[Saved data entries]
---

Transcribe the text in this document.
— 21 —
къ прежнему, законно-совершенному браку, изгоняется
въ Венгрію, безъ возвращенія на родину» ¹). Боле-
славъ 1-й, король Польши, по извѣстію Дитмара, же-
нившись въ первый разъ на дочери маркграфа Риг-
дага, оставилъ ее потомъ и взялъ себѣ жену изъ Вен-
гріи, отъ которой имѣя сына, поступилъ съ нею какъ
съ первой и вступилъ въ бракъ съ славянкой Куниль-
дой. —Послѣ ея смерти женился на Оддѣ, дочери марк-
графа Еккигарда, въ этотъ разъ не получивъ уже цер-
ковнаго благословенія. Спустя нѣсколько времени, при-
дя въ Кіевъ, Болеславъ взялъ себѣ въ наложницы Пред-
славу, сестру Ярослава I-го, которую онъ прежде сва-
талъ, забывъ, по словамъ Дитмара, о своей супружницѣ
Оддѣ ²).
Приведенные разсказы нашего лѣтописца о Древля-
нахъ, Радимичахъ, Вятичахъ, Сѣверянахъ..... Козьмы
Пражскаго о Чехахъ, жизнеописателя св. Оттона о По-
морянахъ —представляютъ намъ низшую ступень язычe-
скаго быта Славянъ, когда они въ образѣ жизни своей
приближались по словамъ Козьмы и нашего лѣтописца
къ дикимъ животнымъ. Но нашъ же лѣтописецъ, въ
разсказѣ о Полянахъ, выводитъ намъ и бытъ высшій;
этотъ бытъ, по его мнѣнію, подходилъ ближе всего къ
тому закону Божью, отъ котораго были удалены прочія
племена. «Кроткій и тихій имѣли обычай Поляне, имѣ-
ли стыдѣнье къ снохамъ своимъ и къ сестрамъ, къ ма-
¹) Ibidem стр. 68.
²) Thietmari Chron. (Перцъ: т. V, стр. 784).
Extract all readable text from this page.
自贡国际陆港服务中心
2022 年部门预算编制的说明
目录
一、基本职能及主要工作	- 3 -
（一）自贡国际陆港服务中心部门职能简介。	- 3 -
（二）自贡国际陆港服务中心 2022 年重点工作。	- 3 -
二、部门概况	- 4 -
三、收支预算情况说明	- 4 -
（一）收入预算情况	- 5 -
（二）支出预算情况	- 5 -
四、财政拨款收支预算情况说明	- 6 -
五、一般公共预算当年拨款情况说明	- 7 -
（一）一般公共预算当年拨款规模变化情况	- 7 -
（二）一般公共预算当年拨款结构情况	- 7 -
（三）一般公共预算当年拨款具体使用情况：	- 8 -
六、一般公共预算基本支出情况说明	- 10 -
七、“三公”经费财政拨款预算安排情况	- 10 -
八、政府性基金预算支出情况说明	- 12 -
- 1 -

---

== JOB ==
Set down nothing but the lines from the one with "Extract all readable text from this page." through the end of the records, keeping each line exactly as written and including both ends.

== SOLUTION FOR THIS EXERCISE ==
Extract all readable text from this page.
自贡国际陆港服务中心
2022 年部门预算编制的说明
目录
一、基本职能及主要工作	- 3 -
（一）自贡国际陆港服务中心部门职能简介。	- 3 -
（二）自贡国际陆港服务中心 2022 年重点工作。	- 3 -
二、部门概况	- 4 -
三、收支预算情况说明	- 4 -
（一）收入预算情况	- 5 -
（二）支出预算情况	- 5 -
四、财政拨款收支预算情况说明	- 6 -
五、一般公共预算当年拨款情况说明	- 7 -
（一）一般公共预算当年拨款规模变化情况	- 7 -
（二）一般公共预算当年拨款结构情况	- 7 -
（三）一般公共预算当年拨款具体使用情况：	- 8 -
六、一般公共预算基本支出情况说明	- 10 -
七、“三公”经费财政拨款预算安排情况	- 10 -
八、政府性基金预算支出情况说明	- 12 -
- 1 -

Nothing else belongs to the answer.